Read the lines below. Copy out any that hold the string "openings".

::::

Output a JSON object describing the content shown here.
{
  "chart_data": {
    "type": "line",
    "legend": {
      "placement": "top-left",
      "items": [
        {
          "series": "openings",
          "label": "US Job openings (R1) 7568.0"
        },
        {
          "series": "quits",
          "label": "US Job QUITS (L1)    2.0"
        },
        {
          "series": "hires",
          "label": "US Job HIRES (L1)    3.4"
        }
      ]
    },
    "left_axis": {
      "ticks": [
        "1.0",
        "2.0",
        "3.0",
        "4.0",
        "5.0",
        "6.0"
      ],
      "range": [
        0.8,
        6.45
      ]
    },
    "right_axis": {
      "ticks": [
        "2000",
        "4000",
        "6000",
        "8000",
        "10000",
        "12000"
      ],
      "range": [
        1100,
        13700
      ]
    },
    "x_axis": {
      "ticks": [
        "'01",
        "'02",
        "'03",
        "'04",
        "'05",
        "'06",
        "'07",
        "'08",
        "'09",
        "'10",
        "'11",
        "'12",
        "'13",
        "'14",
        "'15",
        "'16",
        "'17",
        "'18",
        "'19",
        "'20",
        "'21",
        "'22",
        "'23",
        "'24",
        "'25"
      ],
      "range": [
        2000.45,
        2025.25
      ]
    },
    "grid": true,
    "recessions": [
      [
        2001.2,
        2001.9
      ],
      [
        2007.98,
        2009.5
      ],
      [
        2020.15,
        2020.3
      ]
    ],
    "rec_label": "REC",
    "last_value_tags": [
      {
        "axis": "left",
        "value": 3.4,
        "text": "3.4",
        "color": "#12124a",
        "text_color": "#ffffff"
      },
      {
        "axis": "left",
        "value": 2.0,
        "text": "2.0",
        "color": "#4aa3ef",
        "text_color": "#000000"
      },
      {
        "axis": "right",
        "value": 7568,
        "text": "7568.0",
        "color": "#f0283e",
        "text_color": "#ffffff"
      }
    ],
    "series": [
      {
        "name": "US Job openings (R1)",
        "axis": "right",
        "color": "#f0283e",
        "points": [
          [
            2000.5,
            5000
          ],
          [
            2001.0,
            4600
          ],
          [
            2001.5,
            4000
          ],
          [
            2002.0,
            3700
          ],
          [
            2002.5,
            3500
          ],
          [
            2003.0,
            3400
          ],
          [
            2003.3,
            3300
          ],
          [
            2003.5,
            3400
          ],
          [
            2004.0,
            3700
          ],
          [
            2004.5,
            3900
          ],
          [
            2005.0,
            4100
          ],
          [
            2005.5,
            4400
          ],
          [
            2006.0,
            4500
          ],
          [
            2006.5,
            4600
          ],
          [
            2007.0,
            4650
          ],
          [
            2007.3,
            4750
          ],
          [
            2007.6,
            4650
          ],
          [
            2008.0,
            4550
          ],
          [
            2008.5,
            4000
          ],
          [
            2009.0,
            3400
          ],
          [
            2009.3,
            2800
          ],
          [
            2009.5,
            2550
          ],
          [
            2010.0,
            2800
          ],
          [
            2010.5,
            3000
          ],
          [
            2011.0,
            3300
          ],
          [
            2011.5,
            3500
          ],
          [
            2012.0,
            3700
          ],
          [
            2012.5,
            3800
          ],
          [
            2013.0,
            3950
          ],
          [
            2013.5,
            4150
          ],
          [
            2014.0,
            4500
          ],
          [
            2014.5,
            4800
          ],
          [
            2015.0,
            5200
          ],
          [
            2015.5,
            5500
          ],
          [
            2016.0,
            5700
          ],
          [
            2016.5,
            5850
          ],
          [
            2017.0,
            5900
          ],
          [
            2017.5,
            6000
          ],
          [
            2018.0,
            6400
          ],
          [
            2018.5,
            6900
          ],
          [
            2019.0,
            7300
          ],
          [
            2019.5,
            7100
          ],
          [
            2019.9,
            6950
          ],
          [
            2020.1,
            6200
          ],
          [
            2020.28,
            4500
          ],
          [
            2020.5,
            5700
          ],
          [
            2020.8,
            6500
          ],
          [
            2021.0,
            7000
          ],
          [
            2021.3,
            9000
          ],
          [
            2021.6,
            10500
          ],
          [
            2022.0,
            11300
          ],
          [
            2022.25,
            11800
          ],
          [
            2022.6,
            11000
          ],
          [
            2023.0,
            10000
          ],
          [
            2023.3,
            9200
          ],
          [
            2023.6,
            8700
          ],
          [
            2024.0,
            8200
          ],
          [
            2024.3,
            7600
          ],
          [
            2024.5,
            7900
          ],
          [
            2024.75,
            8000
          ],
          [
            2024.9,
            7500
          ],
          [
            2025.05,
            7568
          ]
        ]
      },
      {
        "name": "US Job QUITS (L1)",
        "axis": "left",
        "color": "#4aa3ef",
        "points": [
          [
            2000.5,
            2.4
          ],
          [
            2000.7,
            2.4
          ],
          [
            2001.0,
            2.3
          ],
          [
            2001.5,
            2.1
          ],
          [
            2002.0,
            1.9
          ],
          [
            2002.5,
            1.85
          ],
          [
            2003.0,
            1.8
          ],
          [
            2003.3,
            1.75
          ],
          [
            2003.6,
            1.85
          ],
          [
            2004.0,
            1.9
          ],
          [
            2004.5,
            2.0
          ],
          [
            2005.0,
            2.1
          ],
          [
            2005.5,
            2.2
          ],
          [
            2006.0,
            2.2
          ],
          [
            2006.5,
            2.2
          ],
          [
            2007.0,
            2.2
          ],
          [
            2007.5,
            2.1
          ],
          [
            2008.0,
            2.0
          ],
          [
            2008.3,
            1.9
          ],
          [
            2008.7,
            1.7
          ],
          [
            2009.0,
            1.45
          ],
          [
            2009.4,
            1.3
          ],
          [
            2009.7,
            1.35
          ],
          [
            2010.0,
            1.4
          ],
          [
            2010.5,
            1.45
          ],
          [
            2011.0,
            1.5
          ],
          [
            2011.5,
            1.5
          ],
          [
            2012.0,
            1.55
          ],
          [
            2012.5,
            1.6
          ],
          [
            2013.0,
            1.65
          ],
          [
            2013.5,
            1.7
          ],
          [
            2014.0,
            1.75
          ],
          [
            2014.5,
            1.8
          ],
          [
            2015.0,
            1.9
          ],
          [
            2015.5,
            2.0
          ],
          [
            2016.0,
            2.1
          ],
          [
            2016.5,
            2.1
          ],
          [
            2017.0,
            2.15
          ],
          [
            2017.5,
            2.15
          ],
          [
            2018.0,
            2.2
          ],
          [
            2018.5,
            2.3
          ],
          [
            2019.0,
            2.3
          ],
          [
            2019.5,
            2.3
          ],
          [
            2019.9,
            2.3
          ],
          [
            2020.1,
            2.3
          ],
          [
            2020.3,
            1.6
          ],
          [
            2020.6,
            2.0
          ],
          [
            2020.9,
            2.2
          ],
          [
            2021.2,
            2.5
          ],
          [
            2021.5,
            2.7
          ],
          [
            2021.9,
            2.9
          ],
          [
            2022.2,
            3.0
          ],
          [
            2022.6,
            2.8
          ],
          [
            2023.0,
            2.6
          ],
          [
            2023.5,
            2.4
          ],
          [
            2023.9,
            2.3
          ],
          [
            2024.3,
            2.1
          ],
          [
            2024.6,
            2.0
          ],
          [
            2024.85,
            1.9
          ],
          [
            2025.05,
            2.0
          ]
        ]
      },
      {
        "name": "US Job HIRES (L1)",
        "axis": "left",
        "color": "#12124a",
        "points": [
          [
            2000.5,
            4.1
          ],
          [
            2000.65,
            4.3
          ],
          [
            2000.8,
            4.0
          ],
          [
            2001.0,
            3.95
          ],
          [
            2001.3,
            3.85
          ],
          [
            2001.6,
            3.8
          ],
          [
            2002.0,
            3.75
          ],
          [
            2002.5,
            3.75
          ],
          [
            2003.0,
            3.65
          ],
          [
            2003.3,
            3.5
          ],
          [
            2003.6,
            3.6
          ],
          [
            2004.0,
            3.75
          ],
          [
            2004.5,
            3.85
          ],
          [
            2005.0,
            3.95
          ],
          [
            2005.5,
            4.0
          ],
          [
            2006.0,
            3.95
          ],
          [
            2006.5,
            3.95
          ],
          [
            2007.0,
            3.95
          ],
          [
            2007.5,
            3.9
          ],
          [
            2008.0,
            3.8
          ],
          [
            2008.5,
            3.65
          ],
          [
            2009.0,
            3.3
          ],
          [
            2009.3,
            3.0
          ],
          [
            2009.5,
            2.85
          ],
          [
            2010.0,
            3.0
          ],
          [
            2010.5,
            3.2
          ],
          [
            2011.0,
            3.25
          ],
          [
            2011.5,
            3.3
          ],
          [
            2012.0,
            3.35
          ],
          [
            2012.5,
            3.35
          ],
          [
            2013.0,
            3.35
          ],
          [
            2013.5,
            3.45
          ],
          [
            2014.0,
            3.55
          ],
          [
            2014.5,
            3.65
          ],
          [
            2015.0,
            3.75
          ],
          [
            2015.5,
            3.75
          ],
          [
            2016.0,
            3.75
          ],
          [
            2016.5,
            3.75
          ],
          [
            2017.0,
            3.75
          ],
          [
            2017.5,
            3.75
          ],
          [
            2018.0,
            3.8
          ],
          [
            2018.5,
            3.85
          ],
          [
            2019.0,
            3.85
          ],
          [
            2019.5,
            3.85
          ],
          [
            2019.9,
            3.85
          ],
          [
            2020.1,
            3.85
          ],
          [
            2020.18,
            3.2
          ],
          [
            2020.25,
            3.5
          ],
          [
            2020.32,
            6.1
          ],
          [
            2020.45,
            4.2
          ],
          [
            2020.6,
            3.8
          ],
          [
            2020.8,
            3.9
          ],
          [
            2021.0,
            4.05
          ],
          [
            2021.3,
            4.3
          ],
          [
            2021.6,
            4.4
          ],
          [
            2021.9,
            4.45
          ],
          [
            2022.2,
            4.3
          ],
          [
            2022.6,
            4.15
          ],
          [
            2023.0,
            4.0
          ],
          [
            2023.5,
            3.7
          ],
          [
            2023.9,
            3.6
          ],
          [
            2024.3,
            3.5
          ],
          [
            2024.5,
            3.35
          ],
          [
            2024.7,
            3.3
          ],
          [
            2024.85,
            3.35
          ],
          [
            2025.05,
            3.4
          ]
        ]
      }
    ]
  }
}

::::

> Answer to the problem
          "series": "openings",
          "label": "US Job openings (R1) 7568.0"
        "name": "US Job openings (R1)",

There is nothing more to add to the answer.